start

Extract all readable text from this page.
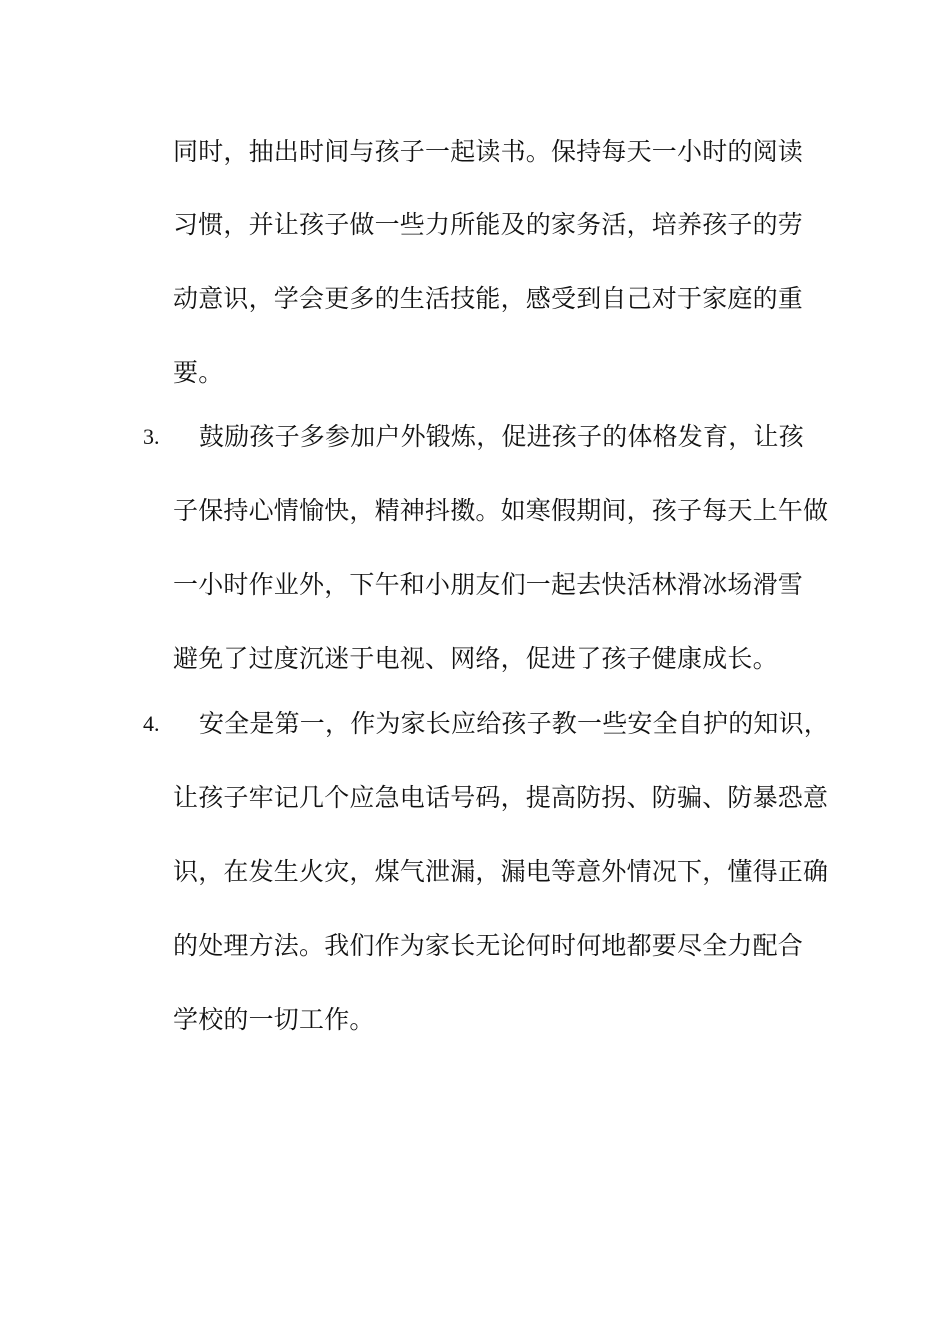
同时，抽出时间与孩子一起读书。保持每天一小时的阅读
习惯，并让孩子做一些力所能及的家务活，培养孩子的劳
动意识，学会更多的生活技能，感受到自己对于家庭的重
要。
3. 鼓励孩子多参加户外锻炼，促进孩子的体格发育，让孩
子保持心情愉快，精神抖擞。如寒假期间，孩子每天上午做
一小时作业外，下午和小朋友们一起去快活林滑冰场滑雪
避免了过度沉迷于电视、网络，促进了孩子健康成长。
4. 安全是第一，作为家长应给孩子教一些安全自护的知识，
让孩子牢记几个应急电话号码，提高防拐、防骗、防暴恐意
识，在发生火灾，煤气泄漏，漏电等意外情况下，懂得正确
的处理方法。我们作为家长无论何时何地都要尽全力配合
学校的一切工作。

end

**GOAL**
Leave the pictures out and write out every entry exactly as given.

**OUTPUT FOR THIS EXERCISE**
Extract all readable text from this page.
同时，抽出时间与孩子一起读书。保持每天一小时的阅读
习惯，并让孩子做一些力所能及的家务活，培养孩子的劳
动意识，学会更多的生活技能，感受到自己对于家庭的重
要。
3. 鼓励孩子多参加户外锻炼，促进孩子的体格发育，让孩
子保持心情愉快，精神抖擞。如寒假期间，孩子每天上午做
一小时作业外，下午和小朋友们一起去快活林滑冰场滑雪
避免了过度沉迷于电视、网络，促进了孩子健康成长。
4. 安全是第一，作为家长应给孩子教一些安全自护的知识，
让孩子牢记几个应急电话号码，提高防拐、防骗、防暴恐意
识，在发生火灾，煤气泄漏，漏电等意外情况下，懂得正确
的处理方法。我们作为家长无论何时何地都要尽全力配合
学校的一切工作。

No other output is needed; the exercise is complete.